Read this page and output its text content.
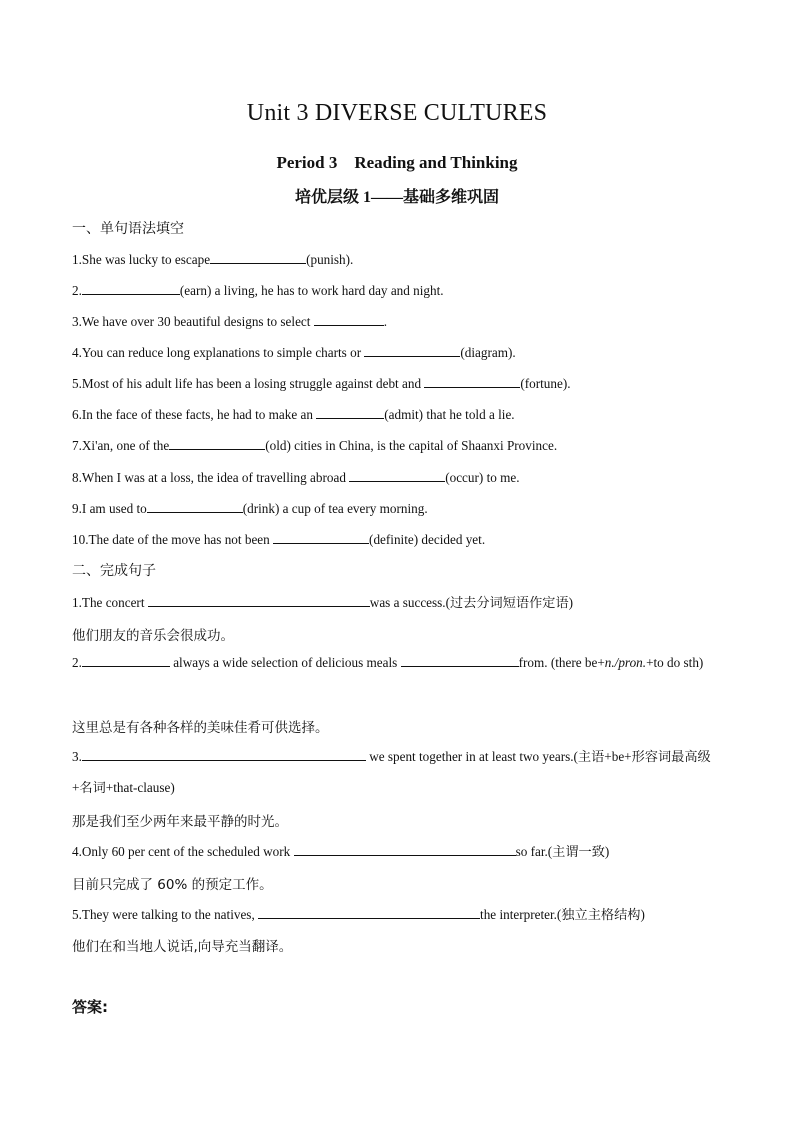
Unit 3 DIVERSE CULTURES
Period 3　Reading and Thinking
培优层级 1——基础多维巩固
一、单句语法填空
1.She was lucky to escape	(punish).
2.	(earn) a living, he has to work hard day and night.
3.We have over 30 beautiful designs to select	.
4.You can reduce long explanations to simple charts or	(diagram).
5.Most of his adult life has been a losing struggle against debt and	(fortune).
6.In the face of these facts, he had to make an	(admit) that he told a lie.
7.Xi'an, one of the	(old) cities in China, is the capital of Shaanxi Province.
8.When I was at a loss, the idea of travelling abroad	(occur) to me.
9.I am used to	(drink) a cup of tea every morning.
10.The date of the move has not been	(definite) decided yet.
二、完成句子
1.The concert	was a success.(过去分词短语作定语)
他们朋友的音乐会很成功。
2.	always a wide selection of delicious meals	from. (there be+n./pron.+to do sth)
这里总是有各种各样的美味佳肴可供选择。
3.	we spent together in at least two years.(主语+be+形容词最高级+名词+that-clause)
那是我们至少两年来最平静的时光。
4.Only 60 per cent of the scheduled work	so far.(主谓一致)
目前只完成了 60% 的预定工作。
5.They were talking to the natives,	the interpreter.(独立主格结构)
他们在和当地人说话,向导充当翻译。
答案:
········
### Set exercise
Pull out all lines of the data with the string "that".

### Exercise response
6.In the face of these facts, he had to make an	(admit) that he told a lie.
3.	we spent together in at least two years.(主语+be+形容词最高级+名词+that-clause)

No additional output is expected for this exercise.